• [Objective]:
Report all lines holding "servicing".

+++ Records for this task +++

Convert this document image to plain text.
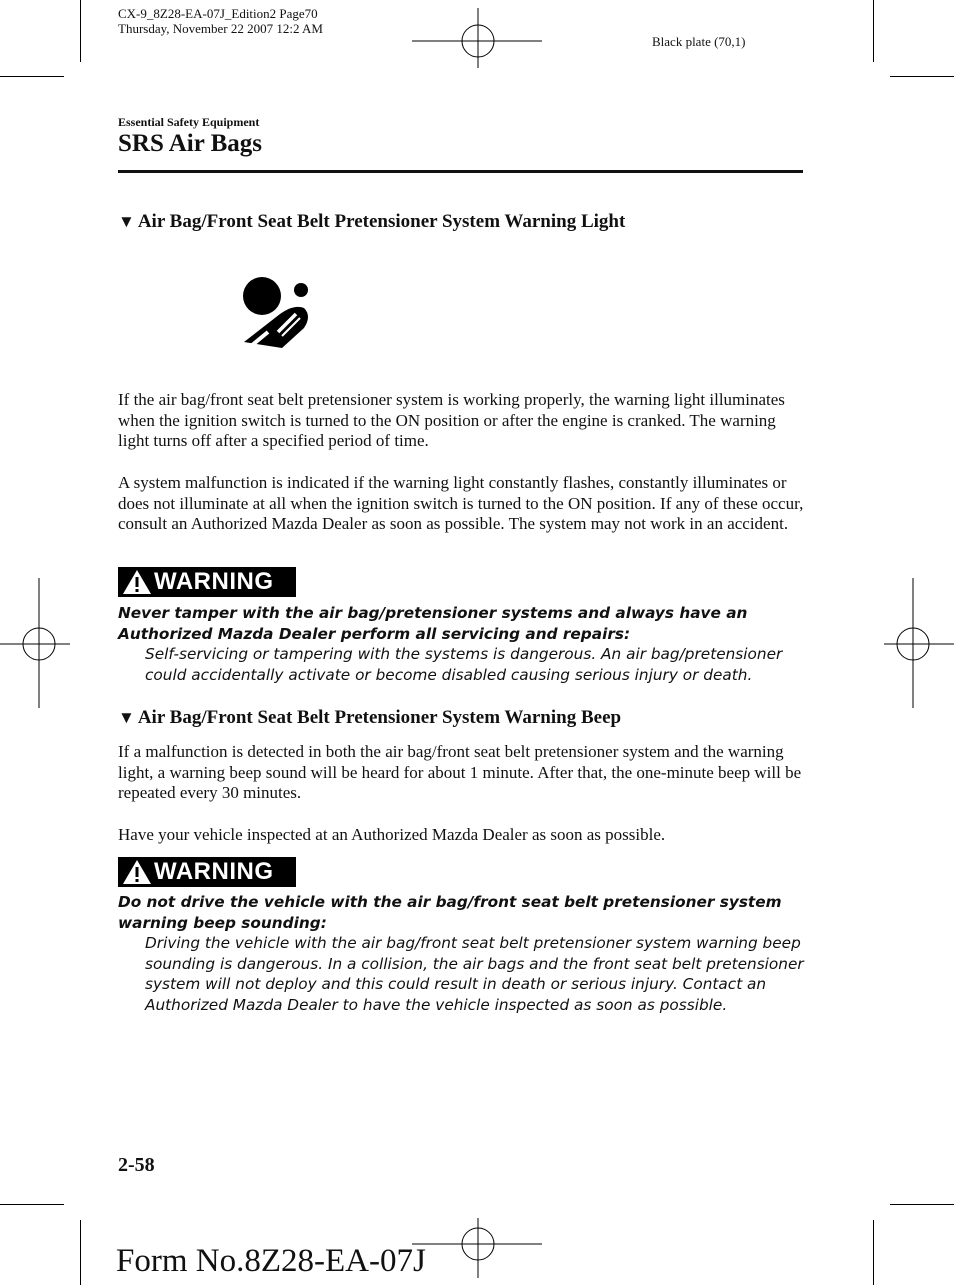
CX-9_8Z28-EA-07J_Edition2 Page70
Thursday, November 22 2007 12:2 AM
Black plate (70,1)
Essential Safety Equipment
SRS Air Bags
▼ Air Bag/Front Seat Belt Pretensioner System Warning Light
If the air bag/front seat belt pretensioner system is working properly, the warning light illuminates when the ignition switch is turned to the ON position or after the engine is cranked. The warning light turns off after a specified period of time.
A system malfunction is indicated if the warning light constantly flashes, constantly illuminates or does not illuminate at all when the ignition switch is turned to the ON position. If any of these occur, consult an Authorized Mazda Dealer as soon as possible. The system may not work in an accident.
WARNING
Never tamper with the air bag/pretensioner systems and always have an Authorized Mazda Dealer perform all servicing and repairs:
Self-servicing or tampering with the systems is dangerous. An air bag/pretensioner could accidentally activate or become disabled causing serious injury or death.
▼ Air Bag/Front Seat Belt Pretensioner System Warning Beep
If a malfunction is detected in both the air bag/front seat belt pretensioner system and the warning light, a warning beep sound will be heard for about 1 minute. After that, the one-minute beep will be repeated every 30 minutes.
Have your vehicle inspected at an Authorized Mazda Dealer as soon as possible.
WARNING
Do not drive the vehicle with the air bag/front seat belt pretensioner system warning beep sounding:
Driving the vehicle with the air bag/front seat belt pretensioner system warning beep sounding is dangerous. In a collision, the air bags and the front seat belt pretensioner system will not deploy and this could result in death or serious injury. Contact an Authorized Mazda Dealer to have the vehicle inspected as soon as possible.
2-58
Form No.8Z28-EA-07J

+++
+++ Records for this task +++

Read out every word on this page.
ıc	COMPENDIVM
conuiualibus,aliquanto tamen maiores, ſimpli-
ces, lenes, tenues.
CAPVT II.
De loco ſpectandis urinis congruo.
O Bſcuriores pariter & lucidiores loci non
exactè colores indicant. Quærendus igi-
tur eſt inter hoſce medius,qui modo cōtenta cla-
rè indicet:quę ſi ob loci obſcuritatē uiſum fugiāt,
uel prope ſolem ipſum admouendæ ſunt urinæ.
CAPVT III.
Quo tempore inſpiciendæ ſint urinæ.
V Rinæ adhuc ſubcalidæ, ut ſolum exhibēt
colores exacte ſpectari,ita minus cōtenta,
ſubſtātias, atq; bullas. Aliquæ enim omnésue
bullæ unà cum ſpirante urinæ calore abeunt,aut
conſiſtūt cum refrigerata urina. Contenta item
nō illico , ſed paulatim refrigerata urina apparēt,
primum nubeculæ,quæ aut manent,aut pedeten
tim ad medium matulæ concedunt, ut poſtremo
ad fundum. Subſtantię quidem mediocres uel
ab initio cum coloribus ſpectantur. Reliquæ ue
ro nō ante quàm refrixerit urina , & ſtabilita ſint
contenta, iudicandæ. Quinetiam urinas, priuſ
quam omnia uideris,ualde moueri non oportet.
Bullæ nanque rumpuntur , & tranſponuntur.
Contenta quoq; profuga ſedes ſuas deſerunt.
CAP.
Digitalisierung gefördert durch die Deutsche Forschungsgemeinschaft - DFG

+++
+++ Records for this task +++

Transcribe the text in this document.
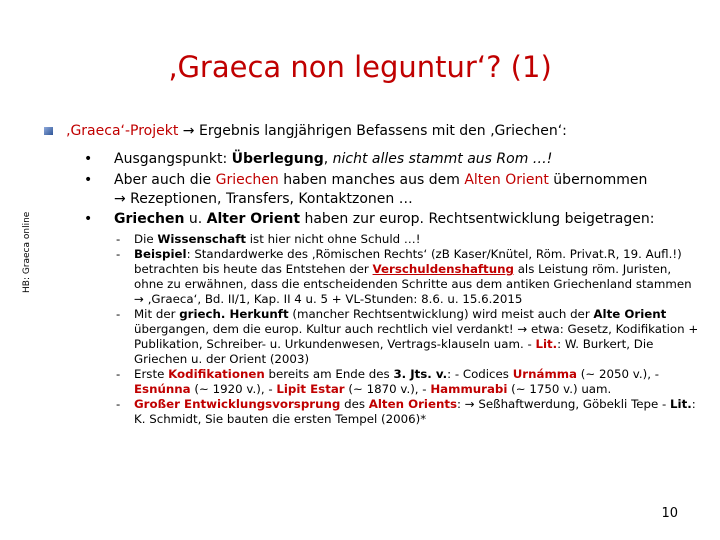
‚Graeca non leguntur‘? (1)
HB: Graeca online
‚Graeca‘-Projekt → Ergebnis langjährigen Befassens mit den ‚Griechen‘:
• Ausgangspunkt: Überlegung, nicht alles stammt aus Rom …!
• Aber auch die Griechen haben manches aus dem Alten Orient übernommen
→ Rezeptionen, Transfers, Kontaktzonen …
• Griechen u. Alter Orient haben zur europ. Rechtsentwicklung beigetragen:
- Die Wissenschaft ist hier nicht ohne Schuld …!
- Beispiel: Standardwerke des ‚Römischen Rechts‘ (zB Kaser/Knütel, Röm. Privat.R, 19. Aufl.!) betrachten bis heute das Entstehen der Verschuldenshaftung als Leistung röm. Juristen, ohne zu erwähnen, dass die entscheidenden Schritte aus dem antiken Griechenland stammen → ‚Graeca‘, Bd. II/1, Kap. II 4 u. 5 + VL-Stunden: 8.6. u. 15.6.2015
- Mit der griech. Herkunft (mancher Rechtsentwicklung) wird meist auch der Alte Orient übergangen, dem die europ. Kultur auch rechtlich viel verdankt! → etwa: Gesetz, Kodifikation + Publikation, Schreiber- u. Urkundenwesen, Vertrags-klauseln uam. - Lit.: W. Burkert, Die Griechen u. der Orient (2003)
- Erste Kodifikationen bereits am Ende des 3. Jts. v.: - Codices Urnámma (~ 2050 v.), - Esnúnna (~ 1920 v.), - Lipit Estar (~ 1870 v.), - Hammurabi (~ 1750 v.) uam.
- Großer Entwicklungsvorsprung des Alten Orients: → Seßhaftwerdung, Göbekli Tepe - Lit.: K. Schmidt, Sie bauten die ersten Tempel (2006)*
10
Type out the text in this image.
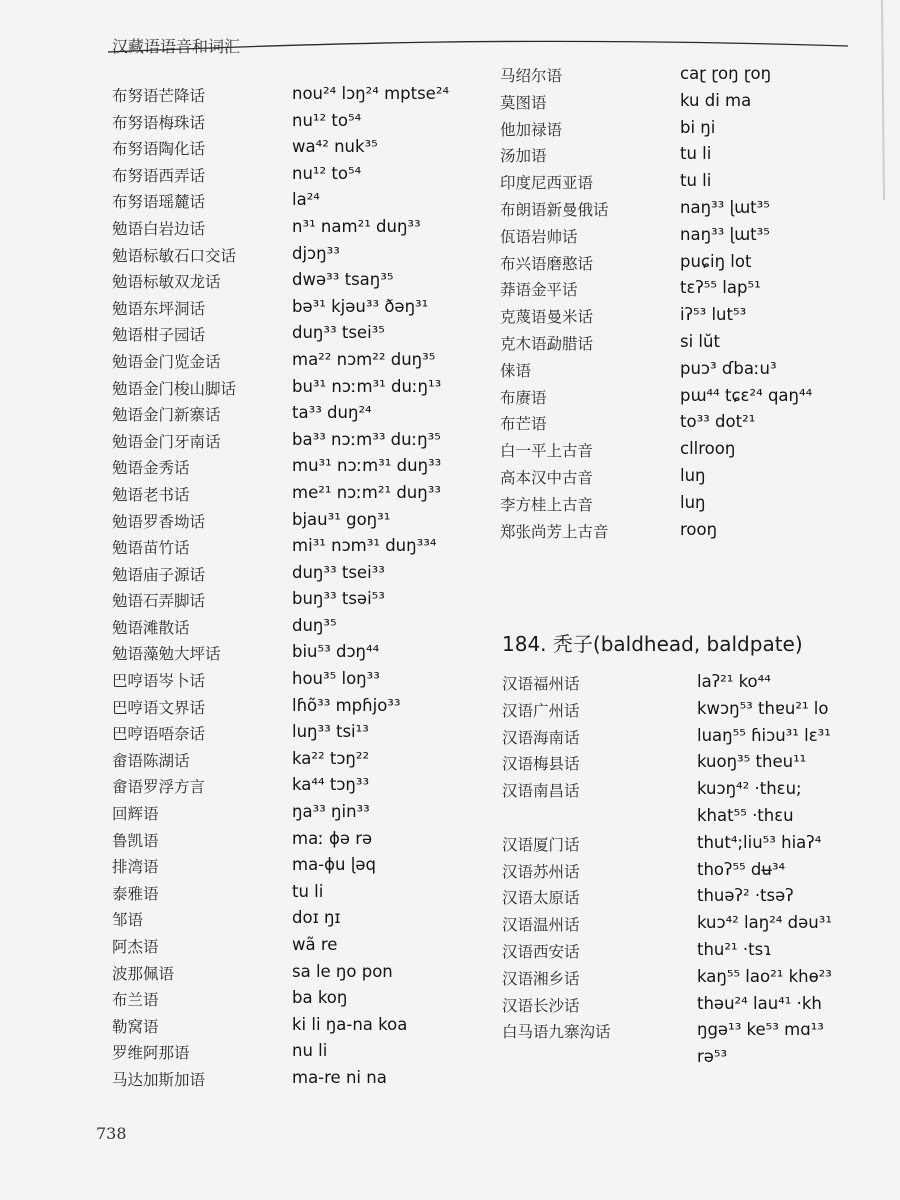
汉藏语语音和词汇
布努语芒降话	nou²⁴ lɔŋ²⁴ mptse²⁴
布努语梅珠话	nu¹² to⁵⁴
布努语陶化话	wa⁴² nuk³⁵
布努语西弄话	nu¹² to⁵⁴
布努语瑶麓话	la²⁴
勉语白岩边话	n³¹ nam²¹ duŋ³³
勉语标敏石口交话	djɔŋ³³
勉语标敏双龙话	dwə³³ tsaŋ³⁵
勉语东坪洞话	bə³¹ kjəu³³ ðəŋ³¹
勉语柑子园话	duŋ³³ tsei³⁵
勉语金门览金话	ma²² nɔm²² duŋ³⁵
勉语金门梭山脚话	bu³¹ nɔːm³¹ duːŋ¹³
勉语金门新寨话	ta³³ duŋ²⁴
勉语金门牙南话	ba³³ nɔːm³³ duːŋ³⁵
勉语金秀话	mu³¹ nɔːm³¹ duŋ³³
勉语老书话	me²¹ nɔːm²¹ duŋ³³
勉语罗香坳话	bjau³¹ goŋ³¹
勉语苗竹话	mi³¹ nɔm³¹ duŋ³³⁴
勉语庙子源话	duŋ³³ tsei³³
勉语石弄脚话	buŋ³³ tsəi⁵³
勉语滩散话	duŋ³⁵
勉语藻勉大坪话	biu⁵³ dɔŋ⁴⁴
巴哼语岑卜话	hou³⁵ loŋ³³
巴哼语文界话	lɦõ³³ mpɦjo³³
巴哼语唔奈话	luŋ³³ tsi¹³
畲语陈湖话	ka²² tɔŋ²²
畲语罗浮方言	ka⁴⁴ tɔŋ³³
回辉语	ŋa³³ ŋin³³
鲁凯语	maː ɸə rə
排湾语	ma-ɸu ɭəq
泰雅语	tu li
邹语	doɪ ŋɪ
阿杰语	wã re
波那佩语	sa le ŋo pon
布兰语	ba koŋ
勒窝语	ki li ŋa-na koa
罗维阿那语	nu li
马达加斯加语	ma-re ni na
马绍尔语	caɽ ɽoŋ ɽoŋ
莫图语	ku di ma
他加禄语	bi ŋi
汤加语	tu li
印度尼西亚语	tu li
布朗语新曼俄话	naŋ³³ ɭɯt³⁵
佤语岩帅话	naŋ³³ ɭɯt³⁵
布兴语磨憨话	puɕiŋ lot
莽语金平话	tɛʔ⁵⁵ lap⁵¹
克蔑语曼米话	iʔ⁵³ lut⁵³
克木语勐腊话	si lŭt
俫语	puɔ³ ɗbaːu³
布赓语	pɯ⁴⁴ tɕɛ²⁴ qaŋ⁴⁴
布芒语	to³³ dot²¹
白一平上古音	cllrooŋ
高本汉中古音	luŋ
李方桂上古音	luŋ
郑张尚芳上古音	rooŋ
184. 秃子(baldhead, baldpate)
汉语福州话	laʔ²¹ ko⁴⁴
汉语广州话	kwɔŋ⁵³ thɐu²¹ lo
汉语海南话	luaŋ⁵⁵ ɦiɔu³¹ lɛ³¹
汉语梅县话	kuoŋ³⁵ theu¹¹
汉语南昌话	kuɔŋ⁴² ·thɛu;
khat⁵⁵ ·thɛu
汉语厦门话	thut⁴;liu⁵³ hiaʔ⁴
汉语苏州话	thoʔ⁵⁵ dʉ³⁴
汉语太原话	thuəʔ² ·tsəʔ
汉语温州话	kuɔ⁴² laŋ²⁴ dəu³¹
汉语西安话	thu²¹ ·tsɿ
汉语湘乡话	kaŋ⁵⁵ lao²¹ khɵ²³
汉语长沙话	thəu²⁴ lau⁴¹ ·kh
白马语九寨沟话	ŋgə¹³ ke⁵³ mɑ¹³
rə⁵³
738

+++

• [Completed task]:
Never tamper with the air bag/pretensioner systems and always have an Authorized Mazda Dealer perform all servicing and repairs:
Self-servicing or tampering with the systems is dangerous. An air bag/pretensioner could accidentally activate or become disabled causing serious injury or death.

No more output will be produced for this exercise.